Dataset listings of figures
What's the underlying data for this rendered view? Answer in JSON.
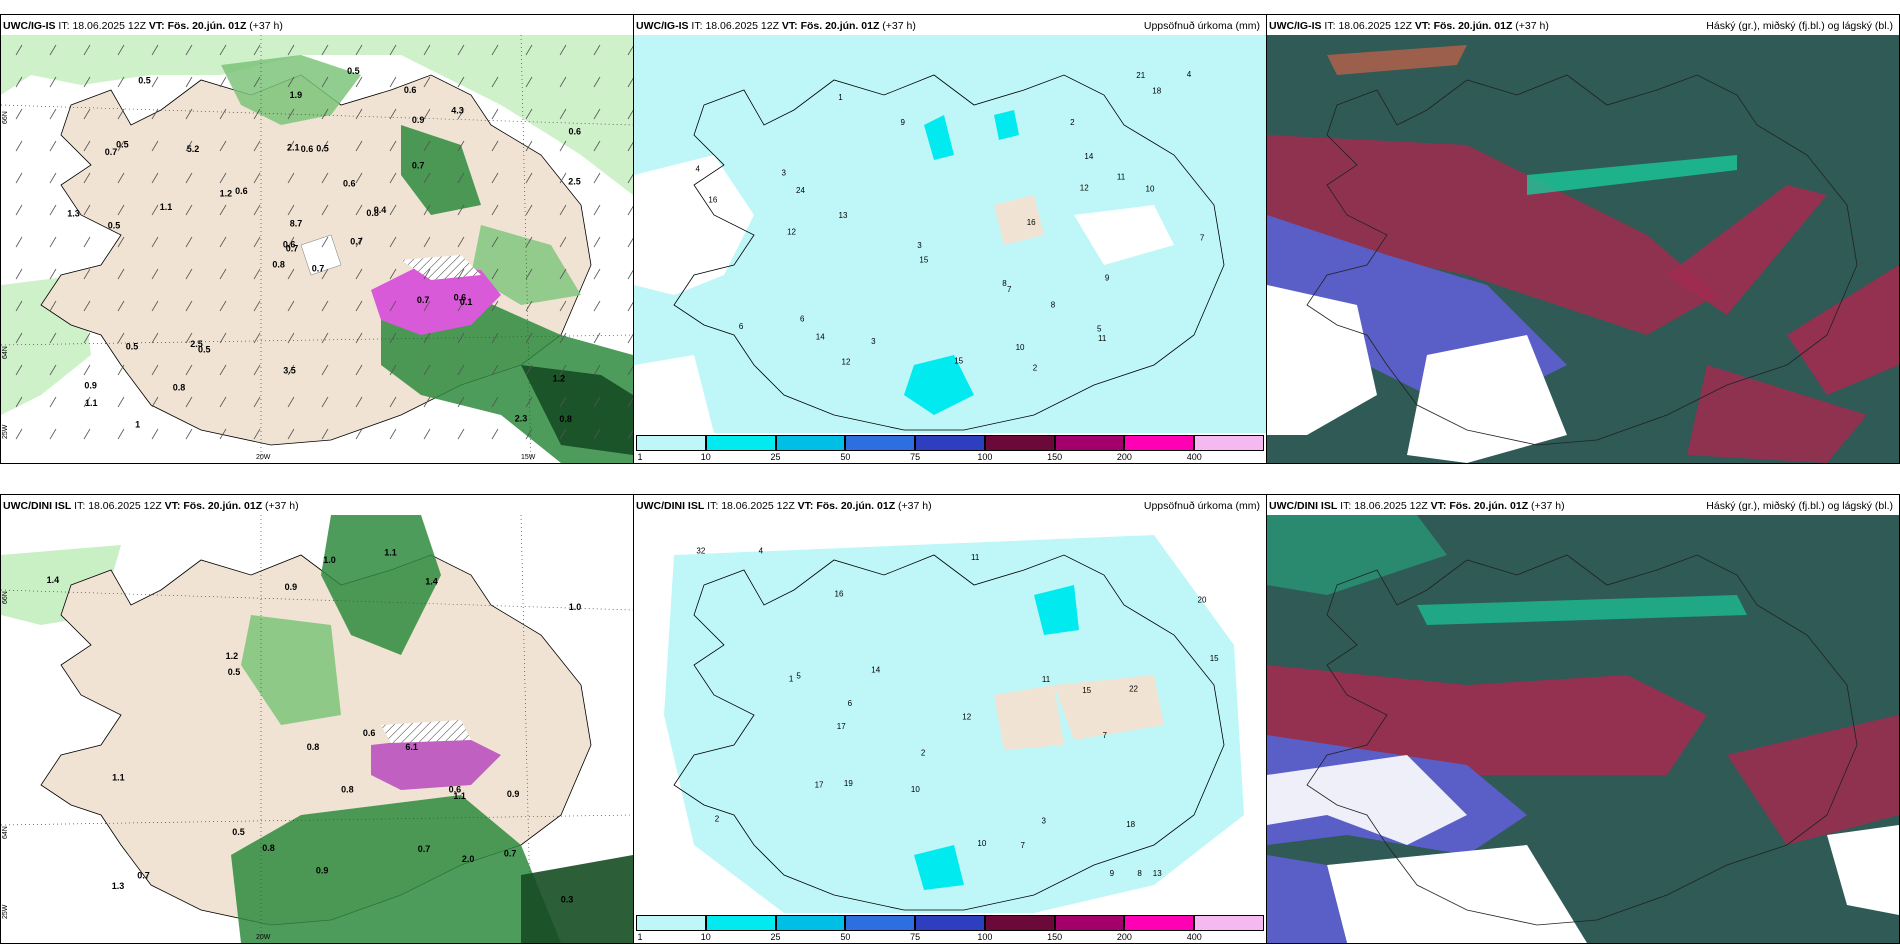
{
  "panels": [
    {
      "model": "UWC/IG-IS",
      "it_label": "IT:",
      "it": "18.06.2025 12Z",
      "vt_label": "VT:",
      "vt": "Fös. 20.jún. 01Z",
      "lead": "(+37 h)",
      "right_title": ""
    },
    {
      "model": "UWC/IG-IS",
      "it_label": "IT:",
      "it": "18.06.2025 12Z",
      "vt_label": "VT:",
      "vt": "Fös. 20.jún. 01Z",
      "lead": "(+37 h)",
      "right_title": "Uppsöfnuð úrkoma (mm)"
    },
    {
      "model": "UWC/IG-IS",
      "it_label": "IT:",
      "it": "18.06.2025 12Z",
      "vt_label": "VT:",
      "vt": "Fös. 20.jún. 01Z",
      "lead": "(+37 h)",
      "right_title": "Háský (gr.), miðský (fj.bl.) og lágský (bl.)"
    },
    {
      "model": "UWC/DINI ISL",
      "it_label": "IT:",
      "it": "18.06.2025 12Z",
      "vt_label": "VT:",
      "vt": "Fös. 20.jún. 01Z",
      "lead": "(+37 h)",
      "right_title": ""
    },
    {
      "model": "UWC/DINI ISL",
      "it_label": "IT:",
      "it": "18.06.2025 12Z",
      "vt_label": "VT:",
      "vt": "Fös. 20.jún. 01Z",
      "lead": "(+37 h)",
      "right_title": "Uppsöfnuð úrkoma (mm)"
    },
    {
      "model": "UWC/DINI ISL",
      "it_label": "IT:",
      "it": "18.06.2025 12Z",
      "vt_label": "VT:",
      "vt": "Fös. 20.jún. 01Z",
      "lead": "(+37 h)",
      "right_title": "Háský (gr.), miðský (fj.bl.) og lágský (bl.)"
    }
  ],
  "grid_labels": {
    "lat_66": "66N",
    "lat_64": "64N",
    "lon_25": "25W",
    "lon_20": "20W",
    "lon_15": "15W"
  },
  "precip_colorbar": {
    "ticks": [
      "1",
      "10",
      "25",
      "50",
      "75",
      "100",
      "150",
      "200",
      "400"
    ],
    "colors": [
      "#bff7f8",
      "#00eaf0",
      "#00bfe6",
      "#2e6fe0",
      "#2d3fbf",
      "#6b0a3a",
      "#a3006b",
      "#ff00b4",
      "#f5b8f0"
    ]
  },
  "panel1_values": [
    "0.7",
    "0.7",
    "0.7",
    "0.9",
    "0.8",
    "0.5",
    "0.6",
    "0.5",
    "0.9",
    "0.7",
    "0.5",
    "0.8",
    "0.5",
    "0.6",
    "0.8",
    "0.7",
    "1",
    "2.1",
    "0.6",
    "0.5",
    "0.6",
    "1.1",
    "0.8",
    "0.6",
    "0.4",
    "0.1",
    "0.5",
    "1.9",
    "1.3",
    "0.7",
    "2.5",
    "0.6",
    "3.5",
    "8.7",
    "5.2",
    "4.3",
    "2.5",
    "2.3",
    "1.2",
    "0.6",
    "0.5",
    "1.2",
    "1.1"
  ],
  "panel2_values": [
    "2",
    "1",
    "6",
    "3",
    "11",
    "10",
    "7",
    "13",
    "15",
    "14",
    "6",
    "4",
    "3",
    "8",
    "12",
    "21",
    "16",
    "18",
    "9",
    "10",
    "5",
    "7",
    "12",
    "11",
    "16",
    "14",
    "12",
    "24",
    "15",
    "9",
    "8",
    "4",
    "2",
    "3"
  ],
  "panel4_values": [
    "1.3",
    "0.9",
    "0.6",
    "0.8",
    "0.9",
    "1.1",
    "0.7",
    "1.4",
    "2.0",
    "0.5",
    "0.3",
    "0.5",
    "0.8",
    "1.0",
    "0.7",
    "1.2",
    "0.6",
    "1.1",
    "0.8",
    "1.0",
    "1.4",
    "0.7",
    "0.9",
    "6.1",
    "1.1"
  ],
  "panel5_values": [
    "2",
    "1",
    "4",
    "7",
    "13",
    "16",
    "10",
    "17",
    "19",
    "15",
    "22",
    "11",
    "32",
    "9",
    "6",
    "3",
    "12",
    "15",
    "20",
    "14",
    "8",
    "5",
    "7",
    "17",
    "18",
    "11",
    "10",
    "2"
  ]
}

### WHAT THE EXERCISE ASKS:
Leave out the pictures and copy the rest of the material above exactly.

### ANSWER BELOW:
What's the underlying data for this rendered view? Answer in JSON.
{
  "panels": [
    {
      "model": "UWC/IG-IS",
      "it_label": "IT:",
      "it": "18.06.2025 12Z",
      "vt_label": "VT:",
      "vt": "Fös. 20.jún. 01Z",
      "lead": "(+37 h)",
      "right_title": ""
    },
    {
      "model": "UWC/IG-IS",
      "it_label": "IT:",
      "it": "18.06.2025 12Z",
      "vt_label": "VT:",
      "vt": "Fös. 20.jún. 01Z",
      "lead": "(+37 h)",
      "right_title": "Uppsöfnuð úrkoma (mm)"
    },
    {
      "model": "UWC/IG-IS",
      "it_label": "IT:",
      "it": "18.06.2025 12Z",
      "vt_label": "VT:",
      "vt": "Fös. 20.jún. 01Z",
      "lead": "(+37 h)",
      "right_title": "Háský (gr.), miðský (fj.bl.) og lágský (bl.)"
    },
    {
      "model": "UWC/DINI ISL",
      "it_label": "IT:",
      "it": "18.06.2025 12Z",
      "vt_label": "VT:",
      "vt": "Fös. 20.jún. 01Z",
      "lead": "(+37 h)",
      "right_title": ""
    },
    {
      "model": "UWC/DINI ISL",
      "it_label": "IT:",
      "it": "18.06.2025 12Z",
      "vt_label": "VT:",
      "vt": "Fös. 20.jún. 01Z",
      "lead": "(+37 h)",
      "right_title": "Uppsöfnuð úrkoma (mm)"
    },
    {
      "model": "UWC/DINI ISL",
      "it_label": "IT:",
      "it": "18.06.2025 12Z",
      "vt_label": "VT:",
      "vt": "Fös. 20.jún. 01Z",
      "lead": "(+37 h)",
      "right_title": "Háský (gr.), miðský (fj.bl.) og lágský (bl.)"
    }
  ],
  "grid_labels": {
    "lat_66": "66N",
    "lat_64": "64N",
    "lon_25": "25W",
    "lon_20": "20W",
    "lon_15": "15W"
  },
  "precip_colorbar": {
    "ticks": [
      "1",
      "10",
      "25",
      "50",
      "75",
      "100",
      "150",
      "200",
      "400"
    ],
    "colors": [
      "#bff7f8",
      "#00eaf0",
      "#00bfe6",
      "#2e6fe0",
      "#2d3fbf",
      "#6b0a3a",
      "#a3006b",
      "#ff00b4",
      "#f5b8f0"
    ]
  },
  "panel1_values": [
    "0.7",
    "0.7",
    "0.7",
    "0.9",
    "0.8",
    "0.5",
    "0.6",
    "0.5",
    "0.9",
    "0.7",
    "0.5",
    "0.8",
    "0.5",
    "0.6",
    "0.8",
    "0.7",
    "1",
    "2.1",
    "0.6",
    "0.5",
    "0.6",
    "1.1",
    "0.8",
    "0.6",
    "0.4",
    "0.1",
    "0.5",
    "1.9",
    "1.3",
    "0.7",
    "2.5",
    "0.6",
    "3.5",
    "8.7",
    "5.2",
    "4.3",
    "2.5",
    "2.3",
    "1.2",
    "0.6",
    "0.5",
    "1.2",
    "1.1"
  ],
  "panel2_values": [
    "2",
    "1",
    "6",
    "3",
    "11",
    "10",
    "7",
    "13",
    "15",
    "14",
    "6",
    "4",
    "3",
    "8",
    "12",
    "21",
    "16",
    "18",
    "9",
    "10",
    "5",
    "7",
    "12",
    "11",
    "16",
    "14",
    "12",
    "24",
    "15",
    "9",
    "8",
    "4",
    "2",
    "3"
  ],
  "panel4_values": [
    "1.3",
    "0.9",
    "0.6",
    "0.8",
    "0.9",
    "1.1",
    "0.7",
    "1.4",
    "2.0",
    "0.5",
    "0.3",
    "0.5",
    "0.8",
    "1.0",
    "0.7",
    "1.2",
    "0.6",
    "1.1",
    "0.8",
    "1.0",
    "1.4",
    "0.7",
    "0.9",
    "6.1",
    "1.1"
  ],
  "panel5_values": [
    "2",
    "1",
    "4",
    "7",
    "13",
    "16",
    "10",
    "17",
    "19",
    "15",
    "22",
    "11",
    "32",
    "9",
    "6",
    "3",
    "12",
    "15",
    "20",
    "14",
    "8",
    "5",
    "7",
    "17",
    "18",
    "11",
    "10",
    "2"
  ]
}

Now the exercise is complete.